(Figure contents as structured data)
^^^^^^^^^^^^^^^^
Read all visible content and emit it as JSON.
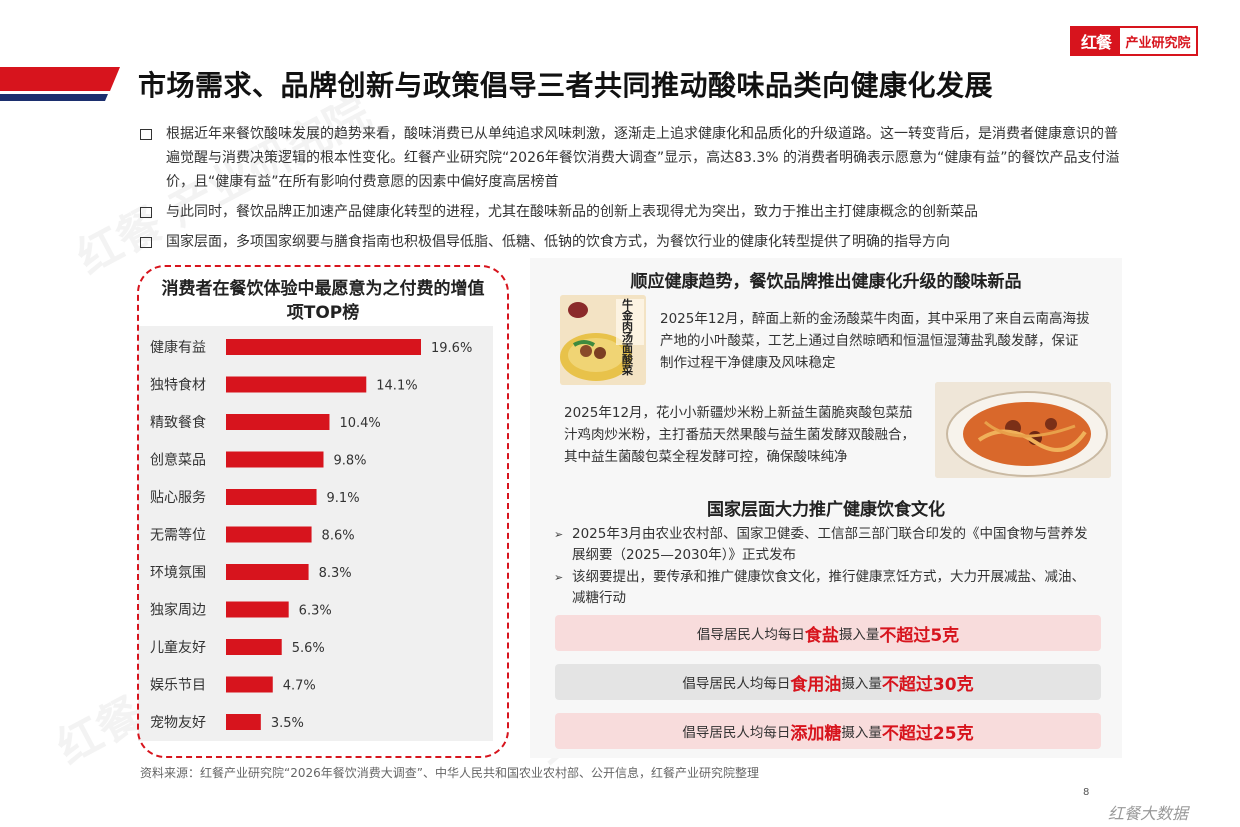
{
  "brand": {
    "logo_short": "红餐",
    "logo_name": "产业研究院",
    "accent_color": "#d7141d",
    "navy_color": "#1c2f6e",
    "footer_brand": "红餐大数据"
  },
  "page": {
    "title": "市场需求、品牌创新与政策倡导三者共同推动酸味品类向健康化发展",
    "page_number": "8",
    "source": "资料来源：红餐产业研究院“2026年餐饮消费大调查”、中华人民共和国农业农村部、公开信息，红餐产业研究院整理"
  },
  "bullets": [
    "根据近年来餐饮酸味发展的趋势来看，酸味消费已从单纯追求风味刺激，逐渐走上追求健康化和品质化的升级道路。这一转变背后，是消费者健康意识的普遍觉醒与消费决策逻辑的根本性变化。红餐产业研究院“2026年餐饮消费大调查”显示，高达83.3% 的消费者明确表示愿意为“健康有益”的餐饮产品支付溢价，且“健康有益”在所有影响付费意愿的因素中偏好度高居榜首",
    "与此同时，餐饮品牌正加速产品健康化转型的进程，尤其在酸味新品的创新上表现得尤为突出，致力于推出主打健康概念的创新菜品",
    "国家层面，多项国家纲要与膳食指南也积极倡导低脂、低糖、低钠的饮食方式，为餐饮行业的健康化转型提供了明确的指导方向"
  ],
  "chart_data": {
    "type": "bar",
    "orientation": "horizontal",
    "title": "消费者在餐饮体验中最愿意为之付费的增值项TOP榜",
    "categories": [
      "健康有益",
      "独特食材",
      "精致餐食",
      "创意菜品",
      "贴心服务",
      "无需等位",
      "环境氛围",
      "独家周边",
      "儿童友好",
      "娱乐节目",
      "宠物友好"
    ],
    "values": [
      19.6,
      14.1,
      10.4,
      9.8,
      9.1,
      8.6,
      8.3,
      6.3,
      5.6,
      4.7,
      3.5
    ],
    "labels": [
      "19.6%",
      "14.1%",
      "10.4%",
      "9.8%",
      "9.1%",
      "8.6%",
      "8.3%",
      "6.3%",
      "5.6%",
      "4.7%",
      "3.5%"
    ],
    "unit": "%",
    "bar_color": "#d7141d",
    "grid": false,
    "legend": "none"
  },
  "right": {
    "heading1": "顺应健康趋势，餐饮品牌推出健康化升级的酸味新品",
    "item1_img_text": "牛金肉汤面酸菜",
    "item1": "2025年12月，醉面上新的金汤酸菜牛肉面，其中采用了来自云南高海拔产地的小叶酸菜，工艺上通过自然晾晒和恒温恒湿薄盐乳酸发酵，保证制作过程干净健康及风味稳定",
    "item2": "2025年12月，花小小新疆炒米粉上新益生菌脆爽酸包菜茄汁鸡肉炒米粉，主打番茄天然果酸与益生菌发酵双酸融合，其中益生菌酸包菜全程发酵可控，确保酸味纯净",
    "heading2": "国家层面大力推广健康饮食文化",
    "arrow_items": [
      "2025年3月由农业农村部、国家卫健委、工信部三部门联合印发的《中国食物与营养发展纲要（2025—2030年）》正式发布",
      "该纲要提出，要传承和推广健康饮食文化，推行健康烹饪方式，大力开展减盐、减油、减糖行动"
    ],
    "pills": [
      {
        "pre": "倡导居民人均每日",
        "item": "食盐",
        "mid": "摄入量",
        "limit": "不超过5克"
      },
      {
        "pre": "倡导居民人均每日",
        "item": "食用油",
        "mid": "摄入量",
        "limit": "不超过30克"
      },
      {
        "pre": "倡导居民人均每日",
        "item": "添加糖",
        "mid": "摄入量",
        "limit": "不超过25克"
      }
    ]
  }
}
^^^^^^^^^^^^^^^^
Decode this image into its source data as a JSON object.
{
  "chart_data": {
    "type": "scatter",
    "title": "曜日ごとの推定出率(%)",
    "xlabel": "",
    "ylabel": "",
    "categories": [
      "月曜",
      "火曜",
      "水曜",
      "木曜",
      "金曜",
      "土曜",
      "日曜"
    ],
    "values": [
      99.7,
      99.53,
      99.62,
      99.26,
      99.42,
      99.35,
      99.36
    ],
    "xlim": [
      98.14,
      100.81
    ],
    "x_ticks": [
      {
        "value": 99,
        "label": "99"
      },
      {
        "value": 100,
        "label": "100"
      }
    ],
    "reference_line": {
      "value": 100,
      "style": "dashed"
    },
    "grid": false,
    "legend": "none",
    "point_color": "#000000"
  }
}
^^^^^^^^^^^^^^^^
Copy each line of the entries that includes the word "健康有益".

__Task answer__
    "根据近年来餐饮酸味发展的趋势来看，酸味消费已从单纯追求风味刺激，逐渐走上追求健康化和品质化的升级道路。这一转变背后，是消费者健康意识的普遍觉醒与消费决策逻辑的根本性变化。红餐产业研究院“2026年餐饮消费大调查”显示，高达83.3% 的消费者明确表示愿意为“健康有益”的餐饮产品支付溢价，且“健康有益”在所有影响付费意愿的因素中偏好度高居榜首",
      "健康有益",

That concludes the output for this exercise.